» Requirements
Repeat all of the material exactly as given.

» Entries provided
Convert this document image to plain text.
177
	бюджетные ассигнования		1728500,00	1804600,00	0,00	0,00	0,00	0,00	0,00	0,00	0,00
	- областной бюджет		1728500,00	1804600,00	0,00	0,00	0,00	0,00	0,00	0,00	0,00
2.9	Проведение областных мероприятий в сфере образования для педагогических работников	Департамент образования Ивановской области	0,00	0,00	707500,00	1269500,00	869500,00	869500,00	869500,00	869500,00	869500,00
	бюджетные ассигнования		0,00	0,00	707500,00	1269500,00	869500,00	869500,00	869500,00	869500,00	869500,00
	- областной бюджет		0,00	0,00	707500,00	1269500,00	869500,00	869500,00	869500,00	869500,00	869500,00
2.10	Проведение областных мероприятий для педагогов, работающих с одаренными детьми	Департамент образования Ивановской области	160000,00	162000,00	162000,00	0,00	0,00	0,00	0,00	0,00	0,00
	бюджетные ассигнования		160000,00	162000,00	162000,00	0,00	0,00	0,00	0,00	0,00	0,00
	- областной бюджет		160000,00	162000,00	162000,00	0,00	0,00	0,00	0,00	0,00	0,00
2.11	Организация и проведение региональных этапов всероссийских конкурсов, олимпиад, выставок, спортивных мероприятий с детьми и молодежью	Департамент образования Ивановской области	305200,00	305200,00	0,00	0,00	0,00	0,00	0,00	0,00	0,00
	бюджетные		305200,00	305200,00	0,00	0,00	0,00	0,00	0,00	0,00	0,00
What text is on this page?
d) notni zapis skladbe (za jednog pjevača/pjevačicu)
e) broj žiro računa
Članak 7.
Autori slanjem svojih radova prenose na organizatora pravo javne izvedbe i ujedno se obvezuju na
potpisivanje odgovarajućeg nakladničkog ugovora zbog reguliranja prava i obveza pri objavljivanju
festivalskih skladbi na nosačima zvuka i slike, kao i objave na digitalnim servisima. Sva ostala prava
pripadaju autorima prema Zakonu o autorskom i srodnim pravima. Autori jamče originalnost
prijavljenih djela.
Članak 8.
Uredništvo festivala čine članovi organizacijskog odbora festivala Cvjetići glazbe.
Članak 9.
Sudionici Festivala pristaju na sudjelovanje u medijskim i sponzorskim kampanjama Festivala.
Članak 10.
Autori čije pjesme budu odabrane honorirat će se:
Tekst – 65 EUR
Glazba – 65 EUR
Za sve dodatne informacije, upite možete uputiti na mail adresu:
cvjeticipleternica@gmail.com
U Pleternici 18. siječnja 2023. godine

» Final answer
Convert this document image to plain text.
177
	бюджетные ассигнования		1728500,00	1804600,00	0,00	0,00	0,00	0,00	0,00	0,00	0,00
	- областной бюджет		1728500,00	1804600,00	0,00	0,00	0,00	0,00	0,00	0,00	0,00
2.9	Проведение областных мероприятий в сфере образования для педагогических работников	Департамент образования Ивановской области	0,00	0,00	707500,00	1269500,00	869500,00	869500,00	869500,00	869500,00	869500,00
	бюджетные ассигнования		0,00	0,00	707500,00	1269500,00	869500,00	869500,00	869500,00	869500,00	869500,00
	- областной бюджет		0,00	0,00	707500,00	1269500,00	869500,00	869500,00	869500,00	869500,00	869500,00
2.10	Проведение областных мероприятий для педагогов, работающих с одаренными детьми	Департамент образования Ивановской области	160000,00	162000,00	162000,00	0,00	0,00	0,00	0,00	0,00	0,00
	бюджетные ассигнования		160000,00	162000,00	162000,00	0,00	0,00	0,00	0,00	0,00	0,00
	- областной бюджет		160000,00	162000,00	162000,00	0,00	0,00	0,00	0,00	0,00	0,00
2.11	Организация и проведение региональных этапов всероссийских конкурсов, олимпиад, выставок, спортивных мероприятий с детьми и молодежью	Департамент образования Ивановской области	305200,00	305200,00	0,00	0,00	0,00	0,00	0,00	0,00	0,00
	бюджетные		305200,00	305200,00	0,00	0,00	0,00	0,00	0,00	0,00	0,00
What text is on this page?
d) notni zapis skladbe (za jednog pjevača/pjevačicu)
e) broj žiro računa
Članak 7.
Autori slanjem svojih radova prenose na organizatora pravo javne izvedbe i ujedno se obvezuju na
potpisivanje odgovarajućeg nakladničkog ugovora zbog reguliranja prava i obveza pri objavljivanju
festivalskih skladbi na nosačima zvuka i slike, kao i objave na digitalnim servisima. Sva ostala prava
pripadaju autorima prema Zakonu o autorskom i srodnim pravima. Autori jamče originalnost
prijavljenih djela.
Članak 8.
Uredništvo festivala čine članovi organizacijskog odbora festivala Cvjetići glazbe.
Članak 9.
Sudionici Festivala pristaju na sudjelovanje u medijskim i sponzorskim kampanjama Festivala.
Članak 10.
Autori čije pjesme budu odabrane honorirat će se:
Tekst – 65 EUR
Glazba – 65 EUR
Za sve dodatne informacije, upite možete uputiti na mail adresu:
cvjeticipleternica@gmail.com
U Pleternici 18. siječnja 2023. godine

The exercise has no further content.